PROBLEM REQUIREMENTS: Skip the images and return the records below exactly.

━━ DATASET RECORDS ━━

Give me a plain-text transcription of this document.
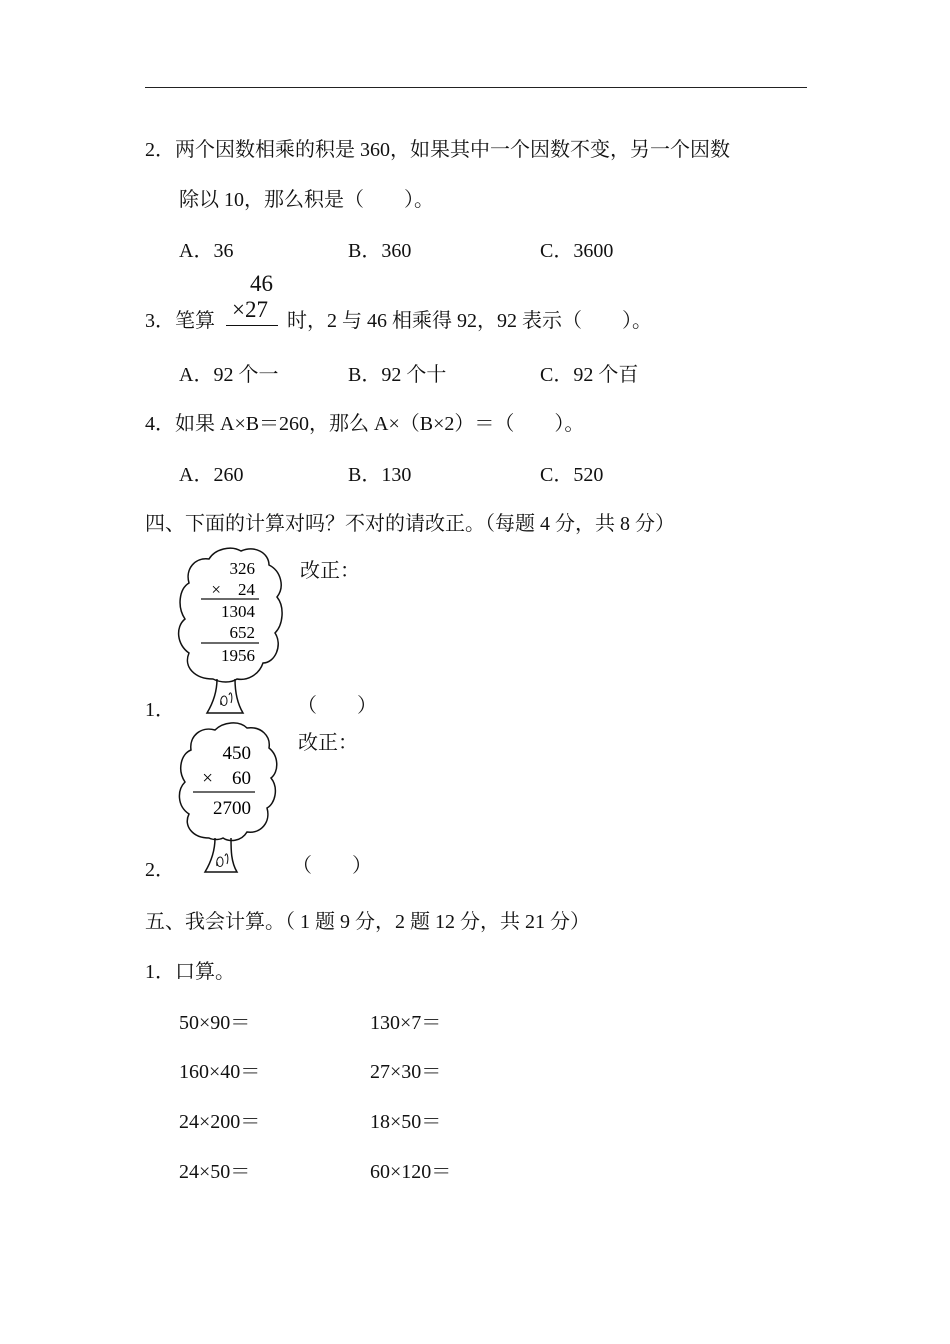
2．两个因数相乘的积是 360，如果其中一个因数不变，另一个因数
除以 10，那么积是（　　）。
A．36	B．360	C．3600
3．笔算
46
×27 时，2 与 46 相乘得 92，92 表示（　　）。
A．92 个一	B．92 个十	C．92 个百
4．如果 A×B＝260，那么 A×（B×2）＝（　　）。
A．260	B．130	C．520
四、下面的计算对吗？不对的请改正。（每题 4 分，共 8 分）
326
×　24
1304
652
1956
改正：
1．	（　　）
450
×　60
2700
改正：
2．	（　　）
五、我会计算。（ 1 题 9 分，2 题 12 分，共 21 分）
1．口算。
50×90＝	130×7＝
160×40＝	27×30＝
24×200＝	18×50＝
24×50＝	60×120＝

━━━

WORKED ANSWER:
Give me a plain-text transcription of this document.
2．两个因数相乘的积是 360，如果其中一个因数不变，另一个因数
除以 10，那么积是（　　）。
A．36	B．360	C．3600
3．笔算
46
×27 时，2 与 46 相乘得 92，92 表示（　　）。
A．92 个一	B．92 个十	C．92 个百
4．如果 A×B＝260，那么 A×（B×2）＝（　　）。
A．260	B．130	C．520
四、下面的计算对吗？不对的请改正。（每题 4 分，共 8 分）
326
×　24
1304
652
1956
改正：
1．	（　　）
450
×　60
2700
改正：
2．	（　　）
五、我会计算。（ 1 题 9 分，2 题 12 分，共 21 分）
1．口算。
50×90＝	130×7＝
160×40＝	27×30＝
24×200＝	18×50＝
24×50＝	60×120＝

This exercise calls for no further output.